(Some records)
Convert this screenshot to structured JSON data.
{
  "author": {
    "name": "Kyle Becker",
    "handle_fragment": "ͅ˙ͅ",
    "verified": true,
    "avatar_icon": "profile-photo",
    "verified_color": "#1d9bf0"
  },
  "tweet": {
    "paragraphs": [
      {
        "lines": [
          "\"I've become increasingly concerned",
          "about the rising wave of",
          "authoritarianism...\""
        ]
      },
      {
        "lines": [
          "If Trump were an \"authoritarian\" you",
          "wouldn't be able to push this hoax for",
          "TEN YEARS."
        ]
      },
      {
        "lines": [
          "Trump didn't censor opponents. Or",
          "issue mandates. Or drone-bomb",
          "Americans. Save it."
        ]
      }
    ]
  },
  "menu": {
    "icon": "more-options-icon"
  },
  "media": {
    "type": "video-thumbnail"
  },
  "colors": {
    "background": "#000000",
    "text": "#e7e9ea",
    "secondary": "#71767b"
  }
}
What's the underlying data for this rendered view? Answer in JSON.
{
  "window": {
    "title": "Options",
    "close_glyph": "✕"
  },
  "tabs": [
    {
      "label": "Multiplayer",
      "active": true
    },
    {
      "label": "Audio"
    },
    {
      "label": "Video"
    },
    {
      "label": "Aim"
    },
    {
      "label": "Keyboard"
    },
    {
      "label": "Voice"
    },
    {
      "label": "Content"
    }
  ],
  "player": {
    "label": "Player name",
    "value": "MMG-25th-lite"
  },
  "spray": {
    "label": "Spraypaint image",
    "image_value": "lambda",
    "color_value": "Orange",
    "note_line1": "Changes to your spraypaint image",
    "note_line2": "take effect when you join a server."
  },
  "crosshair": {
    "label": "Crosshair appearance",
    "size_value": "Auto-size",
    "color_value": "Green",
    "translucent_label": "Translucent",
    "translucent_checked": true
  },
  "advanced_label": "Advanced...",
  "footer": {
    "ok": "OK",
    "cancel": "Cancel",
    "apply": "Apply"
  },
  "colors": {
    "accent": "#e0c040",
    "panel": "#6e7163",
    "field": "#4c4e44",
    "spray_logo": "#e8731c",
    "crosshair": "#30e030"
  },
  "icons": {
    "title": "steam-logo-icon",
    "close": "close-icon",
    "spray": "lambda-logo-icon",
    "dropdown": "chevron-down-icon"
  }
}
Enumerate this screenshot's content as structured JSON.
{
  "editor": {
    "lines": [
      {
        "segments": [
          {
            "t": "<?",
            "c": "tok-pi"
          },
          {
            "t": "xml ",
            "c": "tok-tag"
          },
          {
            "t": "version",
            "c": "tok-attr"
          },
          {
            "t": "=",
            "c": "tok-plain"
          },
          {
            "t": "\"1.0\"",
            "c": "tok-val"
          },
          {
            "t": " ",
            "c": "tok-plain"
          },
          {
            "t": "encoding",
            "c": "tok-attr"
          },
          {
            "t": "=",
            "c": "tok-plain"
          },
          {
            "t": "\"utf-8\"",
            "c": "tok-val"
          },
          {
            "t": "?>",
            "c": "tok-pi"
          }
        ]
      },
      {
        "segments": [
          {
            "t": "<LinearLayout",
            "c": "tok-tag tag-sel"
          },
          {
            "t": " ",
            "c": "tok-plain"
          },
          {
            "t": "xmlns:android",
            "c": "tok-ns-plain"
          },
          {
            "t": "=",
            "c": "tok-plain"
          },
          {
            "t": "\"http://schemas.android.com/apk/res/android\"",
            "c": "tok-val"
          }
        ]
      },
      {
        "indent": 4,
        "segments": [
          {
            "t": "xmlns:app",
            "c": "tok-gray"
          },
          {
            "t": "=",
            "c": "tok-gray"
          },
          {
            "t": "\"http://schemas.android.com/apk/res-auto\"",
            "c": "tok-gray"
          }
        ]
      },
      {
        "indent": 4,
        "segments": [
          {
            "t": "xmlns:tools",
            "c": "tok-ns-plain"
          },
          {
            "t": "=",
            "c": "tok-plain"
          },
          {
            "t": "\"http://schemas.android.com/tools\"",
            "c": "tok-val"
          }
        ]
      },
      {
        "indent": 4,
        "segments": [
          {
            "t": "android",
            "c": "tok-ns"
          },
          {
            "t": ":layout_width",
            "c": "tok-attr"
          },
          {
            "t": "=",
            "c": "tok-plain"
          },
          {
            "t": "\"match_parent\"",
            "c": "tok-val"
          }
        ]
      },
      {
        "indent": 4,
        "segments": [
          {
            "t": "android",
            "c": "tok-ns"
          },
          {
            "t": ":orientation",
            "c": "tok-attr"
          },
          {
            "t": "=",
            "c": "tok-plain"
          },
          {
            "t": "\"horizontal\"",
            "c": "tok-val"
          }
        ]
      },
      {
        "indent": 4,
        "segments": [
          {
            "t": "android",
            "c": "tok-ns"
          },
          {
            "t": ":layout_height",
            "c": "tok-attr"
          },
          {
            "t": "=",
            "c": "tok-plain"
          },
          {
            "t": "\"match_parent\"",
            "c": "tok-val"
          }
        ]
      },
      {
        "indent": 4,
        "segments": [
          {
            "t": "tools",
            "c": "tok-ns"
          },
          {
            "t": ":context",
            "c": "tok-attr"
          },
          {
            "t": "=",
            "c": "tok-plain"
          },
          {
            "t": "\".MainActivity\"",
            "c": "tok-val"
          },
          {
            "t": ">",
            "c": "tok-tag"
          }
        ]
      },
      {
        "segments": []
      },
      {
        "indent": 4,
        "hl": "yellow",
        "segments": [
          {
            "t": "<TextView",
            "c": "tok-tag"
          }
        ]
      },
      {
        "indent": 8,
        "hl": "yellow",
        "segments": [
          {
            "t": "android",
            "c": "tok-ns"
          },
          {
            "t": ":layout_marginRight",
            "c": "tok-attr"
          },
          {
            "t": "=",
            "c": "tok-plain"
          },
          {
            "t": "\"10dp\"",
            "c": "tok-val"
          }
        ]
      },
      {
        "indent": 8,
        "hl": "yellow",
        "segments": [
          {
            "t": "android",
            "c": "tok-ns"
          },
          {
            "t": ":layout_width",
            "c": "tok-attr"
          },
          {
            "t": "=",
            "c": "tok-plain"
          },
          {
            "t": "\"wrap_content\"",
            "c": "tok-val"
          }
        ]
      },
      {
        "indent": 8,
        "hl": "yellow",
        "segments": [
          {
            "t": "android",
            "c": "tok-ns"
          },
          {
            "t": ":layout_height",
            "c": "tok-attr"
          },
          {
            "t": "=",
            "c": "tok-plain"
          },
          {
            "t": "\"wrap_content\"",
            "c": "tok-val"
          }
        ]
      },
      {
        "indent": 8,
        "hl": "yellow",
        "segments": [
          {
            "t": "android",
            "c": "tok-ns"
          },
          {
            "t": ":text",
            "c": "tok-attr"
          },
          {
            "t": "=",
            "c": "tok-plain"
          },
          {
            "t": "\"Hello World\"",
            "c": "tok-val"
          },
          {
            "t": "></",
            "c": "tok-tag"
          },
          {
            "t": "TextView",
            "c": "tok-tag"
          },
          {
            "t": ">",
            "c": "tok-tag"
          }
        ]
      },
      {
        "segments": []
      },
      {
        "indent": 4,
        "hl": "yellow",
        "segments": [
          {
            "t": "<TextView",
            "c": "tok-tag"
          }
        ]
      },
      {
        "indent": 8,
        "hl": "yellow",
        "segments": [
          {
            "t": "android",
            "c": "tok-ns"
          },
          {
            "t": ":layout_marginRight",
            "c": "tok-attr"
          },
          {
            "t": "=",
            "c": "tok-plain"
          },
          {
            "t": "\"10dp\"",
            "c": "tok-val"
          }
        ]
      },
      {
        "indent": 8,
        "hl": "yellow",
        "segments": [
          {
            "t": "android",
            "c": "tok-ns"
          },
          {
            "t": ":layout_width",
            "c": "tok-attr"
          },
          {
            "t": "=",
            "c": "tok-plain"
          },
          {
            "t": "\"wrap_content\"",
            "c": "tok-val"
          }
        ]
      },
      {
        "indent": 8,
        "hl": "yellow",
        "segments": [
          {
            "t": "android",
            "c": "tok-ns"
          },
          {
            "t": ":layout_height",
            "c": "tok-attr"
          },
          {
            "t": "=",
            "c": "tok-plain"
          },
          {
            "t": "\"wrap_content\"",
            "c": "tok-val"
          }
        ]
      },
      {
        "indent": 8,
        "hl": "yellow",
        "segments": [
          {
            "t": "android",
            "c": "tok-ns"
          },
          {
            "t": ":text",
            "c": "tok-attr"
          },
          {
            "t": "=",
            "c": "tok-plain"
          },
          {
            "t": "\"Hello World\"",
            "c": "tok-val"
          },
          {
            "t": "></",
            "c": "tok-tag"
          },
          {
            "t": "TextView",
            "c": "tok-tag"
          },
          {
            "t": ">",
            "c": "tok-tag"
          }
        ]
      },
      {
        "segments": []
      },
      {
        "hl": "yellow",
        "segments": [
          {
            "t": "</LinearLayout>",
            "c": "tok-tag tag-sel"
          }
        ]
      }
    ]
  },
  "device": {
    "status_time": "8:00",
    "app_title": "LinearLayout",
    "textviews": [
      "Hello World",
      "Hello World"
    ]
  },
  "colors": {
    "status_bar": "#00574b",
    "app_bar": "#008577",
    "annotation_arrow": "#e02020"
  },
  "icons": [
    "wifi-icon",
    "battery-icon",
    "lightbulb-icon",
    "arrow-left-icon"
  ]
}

## Problem
Copy out each line of the records that holds the string "tools".

## Answer in full
            "t": "xmlns:tools",
            "t": "\"http://schemas.android.com/tools\"",
            "t": "tools",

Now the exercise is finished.